┌────────

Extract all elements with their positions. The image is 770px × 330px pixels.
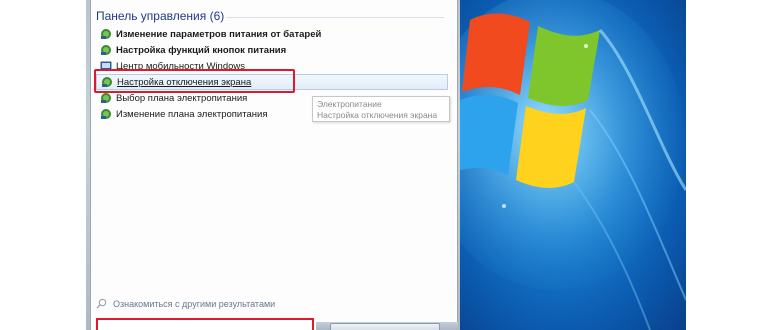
tooltip-title: Электропитание [317, 99, 382, 109]
search-icon [96, 298, 107, 309]
result-item-power-buttons[interactable]: Настройка функций кнопок питания [100, 42, 452, 58]
result-item-battery-power-settings[interactable]: Изменение параметров питания от батарей [100, 26, 452, 42]
result-tooltip: Электропитание Настройка отключения экра… [312, 96, 450, 122]
highlight-annotation-box [94, 69, 295, 93]
shutdown-button[interactable] [330, 323, 440, 330]
desktop-wallpaper [460, 0, 686, 330]
control-panel-group-header[interactable]: Панель управления (6) [96, 9, 224, 23]
power-options-icon [101, 45, 111, 55]
see-more-results-link[interactable]: Ознакомиться с другими результатами [96, 298, 275, 309]
see-more-label: Ознакомиться с другими результатами [113, 298, 276, 309]
result-item-label: Изменение плана электропитания [116, 108, 268, 120]
result-item-label: Настройка функций кнопок питания [116, 44, 287, 56]
power-options-icon [101, 109, 111, 119]
page-right-margin [686, 0, 770, 330]
result-item-label: Изменение параметров питания от батарей [116, 28, 322, 40]
group-header-divider [226, 17, 444, 18]
windows-logo-icon [460, 0, 686, 330]
result-item-label: Выбор плана электропитания [116, 92, 248, 104]
power-options-icon [101, 93, 111, 103]
start-search-input[interactable] [96, 318, 314, 330]
power-options-icon [101, 29, 111, 39]
tooltip-description: Настройка отключения экрана [317, 110, 438, 120]
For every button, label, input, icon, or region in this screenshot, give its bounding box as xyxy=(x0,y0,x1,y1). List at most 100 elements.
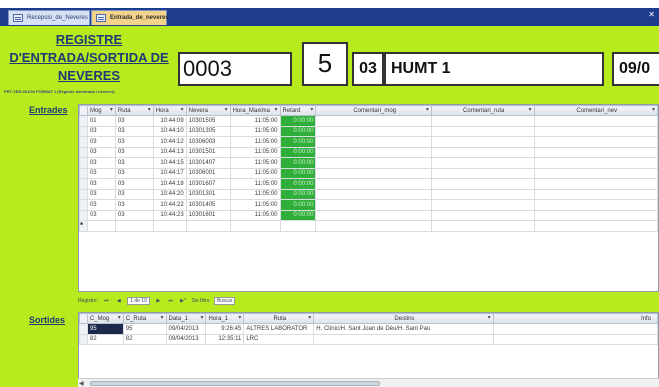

└────────

[WORK REQUIRED] Rewrite all the records above, replacing "elements" with "items" and keeping everything else the same. Leave out the pictures.

[WRITTEN ANSWER]
Extract all items with their positions. The image is 770px × 330px pixels.
tooltip-title: Электропитание [317, 99, 382, 109]
search-icon [96, 298, 107, 309]
result-item-power-buttons[interactable]: Настройка функций кнопок питания [100, 42, 452, 58]
result-item-battery-power-settings[interactable]: Изменение параметров питания от батарей [100, 26, 452, 42]
result-tooltip: Электропитание Настройка отключения экра… [312, 96, 450, 122]
highlight-annotation-box [94, 69, 295, 93]
shutdown-button[interactable] [330, 323, 440, 330]
desktop-wallpaper [460, 0, 686, 330]
control-panel-group-header[interactable]: Панель управления (6) [96, 9, 224, 23]
power-options-icon [101, 45, 111, 55]
see-more-results-link[interactable]: Ознакомиться с другими результатами [96, 298, 275, 309]
see-more-label: Ознакомиться с другими результатами [113, 298, 276, 309]
result-item-label: Изменение плана электропитания [116, 108, 268, 120]
result-item-label: Настройка функций кнопок питания [116, 44, 287, 56]
power-options-icon [101, 109, 111, 119]
page-right-margin [686, 0, 770, 330]
result-item-label: Изменение параметров питания от батарей [116, 28, 322, 40]
group-header-divider [226, 17, 444, 18]
windows-logo-icon [460, 0, 686, 330]
result-item-label: Выбор плана электропитания [116, 92, 248, 104]
power-options-icon [101, 93, 111, 103]
start-search-input[interactable] [96, 318, 314, 330]
power-options-icon [101, 29, 111, 39]
tooltip-description: Настройка отключения экрана [317, 110, 438, 120]
For every button, label, input, icon, or region in this screenshot, give its bounding box as xyxy=(x0,y0,x1,y1). List at most 100 items.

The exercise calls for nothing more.